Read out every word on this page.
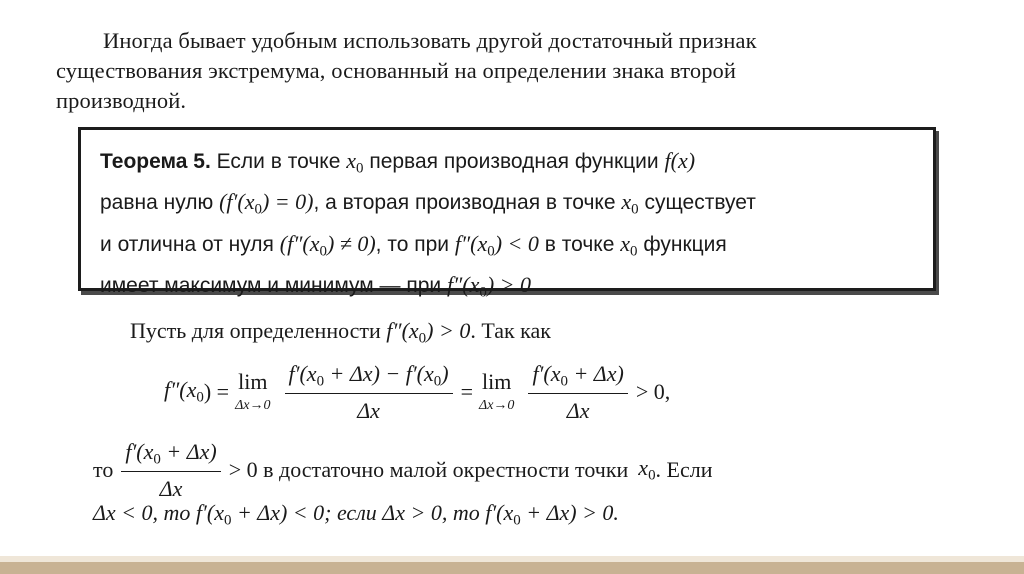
Иногда бывает удобным использовать другой достаточный признак
существования экстремума, основанный на определении знака второй
производной.
Теорема 5. Если в точке $x_0$ первая производная функции f(x)
равна нулю $(f'(x_0) = 0)$, а вторая производная в точке $x_0$ существует
и отлична от нуля $(f''(x_0) \ne 0)$, то при $f''(x_0) < 0$ в точке $x_0$ функция
имеет максимум и минимум — при $f''(x_0) > 0$
Пусть для определенности $f''(x_0) > 0$. Так как
$f''(x_0$ ) = lim
$\Delta x\to 0 \frac{f'(x_0 + \Delta x) - f'(x_0)}{\Delta x} = \lim$
$\Delta x\to 0 \frac{f'(x_0 + \Delta x)}{\Delta x} > 0$,
то $\frac{f'(x_0 + \Delta x)}{\Delta x} > 0$ в достаточно малой окрестности точки $x_0$ . Если
Δx < 0, то $f'(x_0 + \Delta x) < 0$; если Δx > 0, то $f'(x_0 + \Delta x) > 0$.
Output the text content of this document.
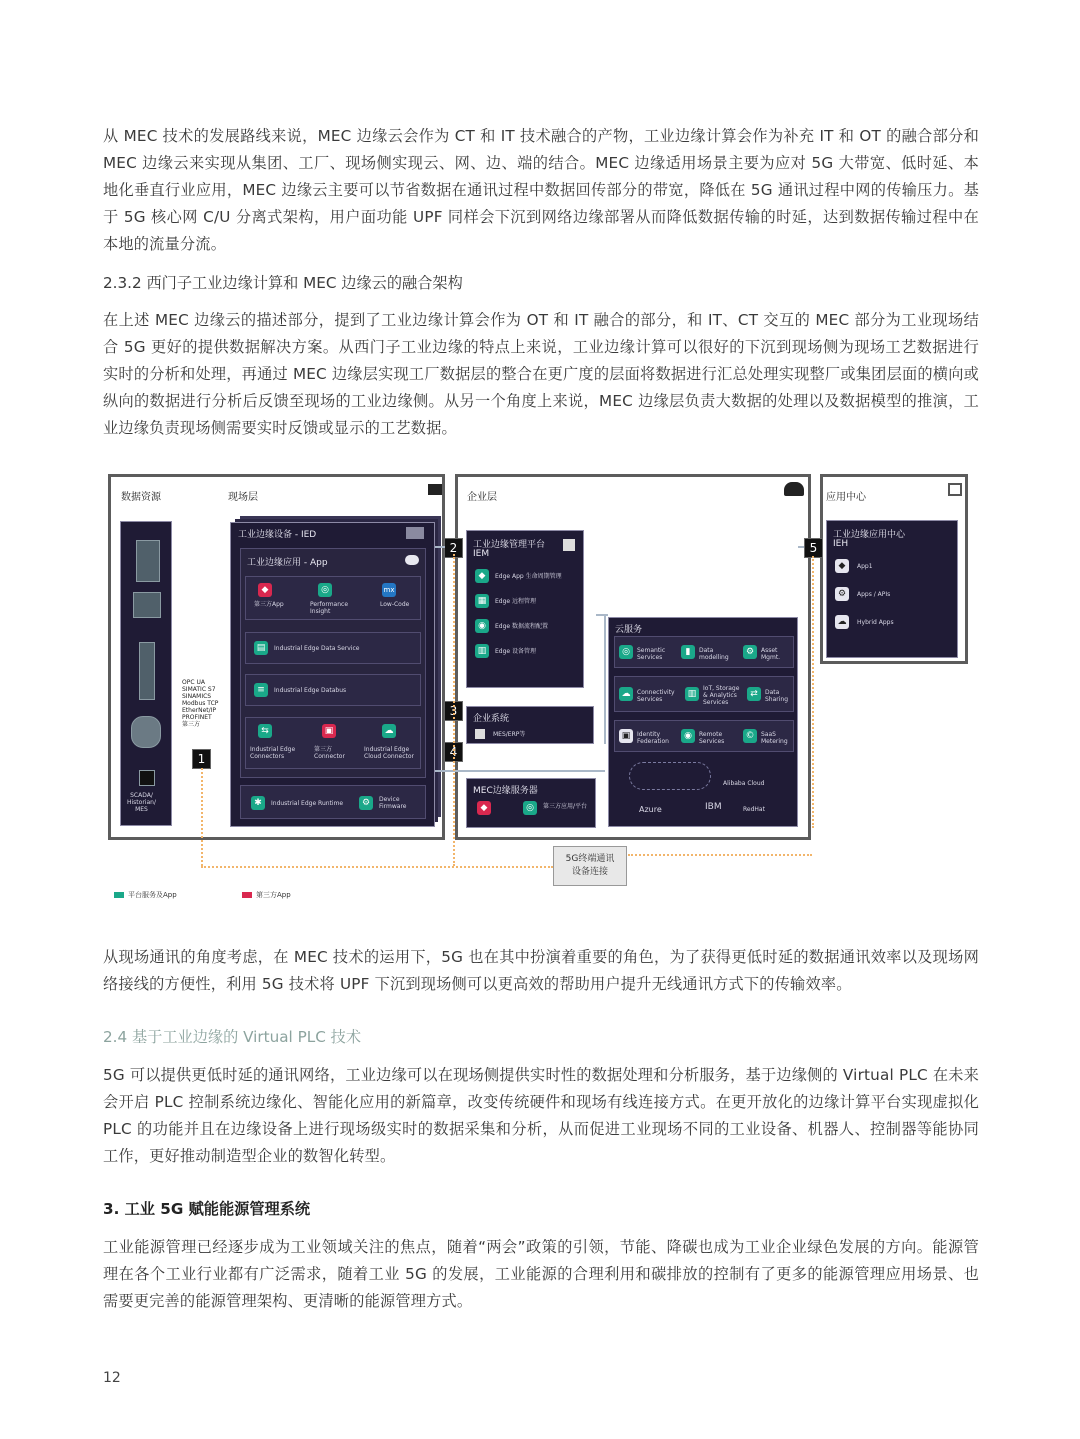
从 MEC 技术的发展路线来说，MEC 边缘云会作为 CT 和 IT 技术融合的产物，工业边缘计算会作为补充 IT 和 OT 的融合部分和 MEC 边缘云来实现从集团、工厂、现场侧实现云、网、边、端的结合。MEC 边缘适用场景主要为应对 5G 大带宽、低时延、本地化垂直行业应用，MEC 边缘云主要可以节省数据在通讯过程中数据回传部分的带宽，降低在 5G 通讯过程中网的传输压力。基于 5G 核心网 C/U 分离式架构，用户面功能 UPF 同样会下沉到网络边缘部署从而降低数据传输的时延，达到数据传输过程中在本地的流量分流。

2.3.2 西门子工业边缘计算和 MEC 边缘云的融合架构

在上述 MEC 边缘云的描述部分，提到了工业边缘计算会作为 OT 和 IT 融合的部分，和 IT、CT 交互的 MEC 部分为工业现场结合 5G 更好的提供数据解决方案。从西门子工业边缘的特点上来说，工业边缘计算可以很好的下沉到现场侧为现场工艺数据进行实时的分析和处理，再通过 MEC 边缘层实现工厂数据层的整合在更广度的层面将数据进行汇总处理实现整厂或集团层面的横向或纵向的数据进行分析后反馈至现场的工业边缘侧。从另一个角度上来说，MEC 边缘层负责大数据的处理以及数据模型的推演，工业边缘负责现场侧需要实时反馈或显示的工艺数据。

数据资源	现场层
SCADA/
Historian/
MES
OPC UA
SIMATIC S7
SINAMICS
Modbus TCP
EtherNet/IP
PROFINET
第三方
1
工业边缘设备 - IED
工业边缘应用 - App
◆
第三方App
◎
Performance Insight
mx
Low-Code
▤	Industrial Edge Data Service
≡	Industrial Edge Databus
⇆
Industrial Edge Connectors
▣
第三方 Connector
☁
Industrial Edge Cloud Connector
✱	Industrial Edge Runtime	⚙	Device Firmware
企业层
2	工业边缘管理平台
IEM
◆	Edge App 生命周期管理
▦	Edge 远程管理
◉	Edge 数据流程配置
▥	Edge 设备管理
3
企业系统
MES/ERP等
4
MEC边缘服务器
◆	◎	第三方应用/平台
云服务
◎	Semantic Services
▮	Data modelling
⚙	Asset Mgmt.
☁	Connectivity Services
▥
IoT, Storage & Analytics Services
⇄	Data Sharing
▣	Identity Federation
◉	Remote Services
©	SaaS Metering
Alibaba Cloud
Azure	IBM	RedHat
应用中心
5
工业边缘应用中心
IEH
◆	App1
⚙	Apps / APIs
☁	Hybrid Apps
5G终端通讯
设备连接
平台服务及App	第三方App

从现场通讯的角度考虑，在 MEC 技术的运用下，5G 也在其中扮演着重要的角色，为了获得更低时延的数据通讯效率以及现场网络接线的方便性，利用 5G 技术将 UPF 下沉到现场侧可以更高效的帮助用户提升无线通讯方式下的传输效率。

2.4 基于工业边缘的 Virtual PLC 技术

5G 可以提供更低时延的通讯网络，工业边缘可以在现场侧提供实时性的数据处理和分析服务，基于边缘侧的 Virtual PLC 在未来会开启 PLC 控制系统边缘化、智能化应用的新篇章，改变传统硬件和现场有线连接方式。在更开放化的边缘计算平台实现虚拟化 PLC 的功能并且在边缘设备上进行现场级实时的数据采集和分析，从而促进工业现场不同的工业设备、机器人、控制器等能协同工作，更好推动制造型企业的数智化转型。

3. 工业 5G 赋能能源管理系统

工业能源管理已经逐步成为工业领域关注的焦点，随着“两会”政策的引领，节能、降碳也成为工业企业绿色发展的方向。能源管理在各个工业行业都有广泛需求，随着工业 5G 的发展，工业能源的合理利用和碳排放的控制有了更多的能源管理应用场景、也需要更完善的能源管理架构、更清晰的能源管理方式。

12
________
### PROBLEM REQUIREMENTS
Report the number of lines that include the string "Services"; return nothing but the count.

### REPLY
4